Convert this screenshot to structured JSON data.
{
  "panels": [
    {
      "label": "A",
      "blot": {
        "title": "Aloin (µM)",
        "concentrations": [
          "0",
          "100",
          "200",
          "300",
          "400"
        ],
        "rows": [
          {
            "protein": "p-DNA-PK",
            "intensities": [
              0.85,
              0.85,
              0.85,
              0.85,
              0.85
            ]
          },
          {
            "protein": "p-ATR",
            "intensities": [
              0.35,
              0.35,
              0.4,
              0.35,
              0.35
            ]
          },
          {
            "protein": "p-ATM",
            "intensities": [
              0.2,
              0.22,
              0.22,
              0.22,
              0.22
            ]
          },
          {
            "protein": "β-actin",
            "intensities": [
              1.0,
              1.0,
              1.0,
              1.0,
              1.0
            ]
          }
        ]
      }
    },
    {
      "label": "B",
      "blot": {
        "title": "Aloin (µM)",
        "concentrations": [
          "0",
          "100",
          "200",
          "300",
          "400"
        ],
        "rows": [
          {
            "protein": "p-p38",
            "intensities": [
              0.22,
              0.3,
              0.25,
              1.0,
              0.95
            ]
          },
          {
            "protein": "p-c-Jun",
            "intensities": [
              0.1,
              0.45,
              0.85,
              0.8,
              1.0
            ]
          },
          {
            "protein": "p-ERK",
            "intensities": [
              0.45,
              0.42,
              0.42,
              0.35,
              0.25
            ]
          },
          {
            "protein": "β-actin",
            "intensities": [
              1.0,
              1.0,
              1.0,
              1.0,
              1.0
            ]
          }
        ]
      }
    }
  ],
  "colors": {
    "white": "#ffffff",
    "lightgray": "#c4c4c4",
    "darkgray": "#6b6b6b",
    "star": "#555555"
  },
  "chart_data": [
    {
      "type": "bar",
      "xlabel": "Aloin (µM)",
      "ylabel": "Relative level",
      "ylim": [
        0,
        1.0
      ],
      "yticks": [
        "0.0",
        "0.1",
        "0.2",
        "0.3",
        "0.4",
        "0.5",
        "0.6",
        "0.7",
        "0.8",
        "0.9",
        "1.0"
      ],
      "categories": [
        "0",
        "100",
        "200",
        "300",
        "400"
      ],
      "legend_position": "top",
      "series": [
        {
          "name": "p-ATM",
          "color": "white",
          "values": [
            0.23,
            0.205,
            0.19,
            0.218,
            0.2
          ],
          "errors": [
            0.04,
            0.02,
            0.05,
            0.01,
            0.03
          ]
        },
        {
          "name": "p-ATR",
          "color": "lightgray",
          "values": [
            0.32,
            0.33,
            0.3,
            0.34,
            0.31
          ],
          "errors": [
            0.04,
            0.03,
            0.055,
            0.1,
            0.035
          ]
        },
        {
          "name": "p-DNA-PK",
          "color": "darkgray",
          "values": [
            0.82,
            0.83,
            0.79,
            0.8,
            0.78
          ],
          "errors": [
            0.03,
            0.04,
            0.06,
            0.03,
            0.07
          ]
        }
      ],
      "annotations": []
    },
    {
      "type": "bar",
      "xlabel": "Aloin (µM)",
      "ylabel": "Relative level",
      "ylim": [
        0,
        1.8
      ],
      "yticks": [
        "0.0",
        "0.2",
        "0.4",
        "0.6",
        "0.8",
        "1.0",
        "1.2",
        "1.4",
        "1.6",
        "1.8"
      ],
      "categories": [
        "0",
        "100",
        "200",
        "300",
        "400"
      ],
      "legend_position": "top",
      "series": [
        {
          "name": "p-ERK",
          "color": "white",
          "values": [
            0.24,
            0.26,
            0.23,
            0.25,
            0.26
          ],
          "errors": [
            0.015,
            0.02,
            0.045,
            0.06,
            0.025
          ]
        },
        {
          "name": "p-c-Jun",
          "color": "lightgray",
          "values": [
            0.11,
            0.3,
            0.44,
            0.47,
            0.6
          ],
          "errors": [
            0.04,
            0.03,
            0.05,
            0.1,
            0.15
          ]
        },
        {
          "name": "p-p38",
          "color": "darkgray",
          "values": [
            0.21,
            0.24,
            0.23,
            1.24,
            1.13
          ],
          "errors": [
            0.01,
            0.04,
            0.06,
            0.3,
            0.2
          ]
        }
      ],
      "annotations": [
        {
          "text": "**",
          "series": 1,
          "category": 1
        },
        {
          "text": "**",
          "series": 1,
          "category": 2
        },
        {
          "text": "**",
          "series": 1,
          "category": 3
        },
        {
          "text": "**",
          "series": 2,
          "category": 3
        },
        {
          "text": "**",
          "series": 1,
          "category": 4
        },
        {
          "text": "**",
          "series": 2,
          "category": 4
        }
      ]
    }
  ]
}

- - - - - - -

• [YOUR GOAL] Set the entries down again precisely as they were given.

• [RESPONSE]
Convert this screenshot to structured JSON data.
{
  "panels": [
    {
      "label": "A",
      "blot": {
        "title": "Aloin (µM)",
        "concentrations": [
          "0",
          "100",
          "200",
          "300",
          "400"
        ],
        "rows": [
          {
            "protein": "p-DNA-PK",
            "intensities": [
              0.85,
              0.85,
              0.85,
              0.85,
              0.85
            ]
          },
          {
            "protein": "p-ATR",
            "intensities": [
              0.35,
              0.35,
              0.4,
              0.35,
              0.35
            ]
          },
          {
            "protein": "p-ATM",
            "intensities": [
              0.2,
              0.22,
              0.22,
              0.22,
              0.22
            ]
          },
          {
            "protein": "β-actin",
            "intensities": [
              1.0,
              1.0,
              1.0,
              1.0,
              1.0
            ]
          }
        ]
      }
    },
    {
      "label": "B",
      "blot": {
        "title": "Aloin (µM)",
        "concentrations": [
          "0",
          "100",
          "200",
          "300",
          "400"
        ],
        "rows": [
          {
            "protein": "p-p38",
            "intensities": [
              0.22,
              0.3,
              0.25,
              1.0,
              0.95
            ]
          },
          {
            "protein": "p-c-Jun",
            "intensities": [
              0.1,
              0.45,
              0.85,
              0.8,
              1.0
            ]
          },
          {
            "protein": "p-ERK",
            "intensities": [
              0.45,
              0.42,
              0.42,
              0.35,
              0.25
            ]
          },
          {
            "protein": "β-actin",
            "intensities": [
              1.0,
              1.0,
              1.0,
              1.0,
              1.0
            ]
          }
        ]
      }
    }
  ],
  "colors": {
    "white": "#ffffff",
    "lightgray": "#c4c4c4",
    "darkgray": "#6b6b6b",
    "star": "#555555"
  },
  "chart_data": [
    {
      "type": "bar",
      "xlabel": "Aloin (µM)",
      "ylabel": "Relative level",
      "ylim": [
        0,
        1.0
      ],
      "yticks": [
        "0.0",
        "0.1",
        "0.2",
        "0.3",
        "0.4",
        "0.5",
        "0.6",
        "0.7",
        "0.8",
        "0.9",
        "1.0"
      ],
      "categories": [
        "0",
        "100",
        "200",
        "300",
        "400"
      ],
      "legend_position": "top",
      "series": [
        {
          "name": "p-ATM",
          "color": "white",
          "values": [
            0.23,
            0.205,
            0.19,
            0.218,
            0.2
          ],
          "errors": [
            0.04,
            0.02,
            0.05,
            0.01,
            0.03
          ]
        },
        {
          "name": "p-ATR",
          "color": "lightgray",
          "values": [
            0.32,
            0.33,
            0.3,
            0.34,
            0.31
          ],
          "errors": [
            0.04,
            0.03,
            0.055,
            0.1,
            0.035
          ]
        },
        {
          "name": "p-DNA-PK",
          "color": "darkgray",
          "values": [
            0.82,
            0.83,
            0.79,
            0.8,
            0.78
          ],
          "errors": [
            0.03,
            0.04,
            0.06,
            0.03,
            0.07
          ]
        }
      ],
      "annotations": []
    },
    {
      "type": "bar",
      "xlabel": "Aloin (µM)",
      "ylabel": "Relative level",
      "ylim": [
        0,
        1.8
      ],
      "yticks": [
        "0.0",
        "0.2",
        "0.4",
        "0.6",
        "0.8",
        "1.0",
        "1.2",
        "1.4",
        "1.6",
        "1.8"
      ],
      "categories": [
        "0",
        "100",
        "200",
        "300",
        "400"
      ],
      "legend_position": "top",
      "series": [
        {
          "name": "p-ERK",
          "color": "white",
          "values": [
            0.24,
            0.26,
            0.23,
            0.25,
            0.26
          ],
          "errors": [
            0.015,
            0.02,
            0.045,
            0.06,
            0.025
          ]
        },
        {
          "name": "p-c-Jun",
          "color": "lightgray",
          "values": [
            0.11,
            0.3,
            0.44,
            0.47,
            0.6
          ],
          "errors": [
            0.04,
            0.03,
            0.05,
            0.1,
            0.15
          ]
        },
        {
          "name": "p-p38",
          "color": "darkgray",
          "values": [
            0.21,
            0.24,
            0.23,
            1.24,
            1.13
          ],
          "errors": [
            0.01,
            0.04,
            0.06,
            0.3,
            0.2
          ]
        }
      ],
      "annotations": [
        {
          "text": "**",
          "series": 1,
          "category": 1
        },
        {
          "text": "**",
          "series": 1,
          "category": 2
        },
        {
          "text": "**",
          "series": 1,
          "category": 3
        },
        {
          "text": "**",
          "series": 2,
          "category": 3
        },
        {
          "text": "**",
          "series": 1,
          "category": 4
        },
        {
          "text": "**",
          "series": 2,
          "category": 4
        }
      ]
    }
  ]
}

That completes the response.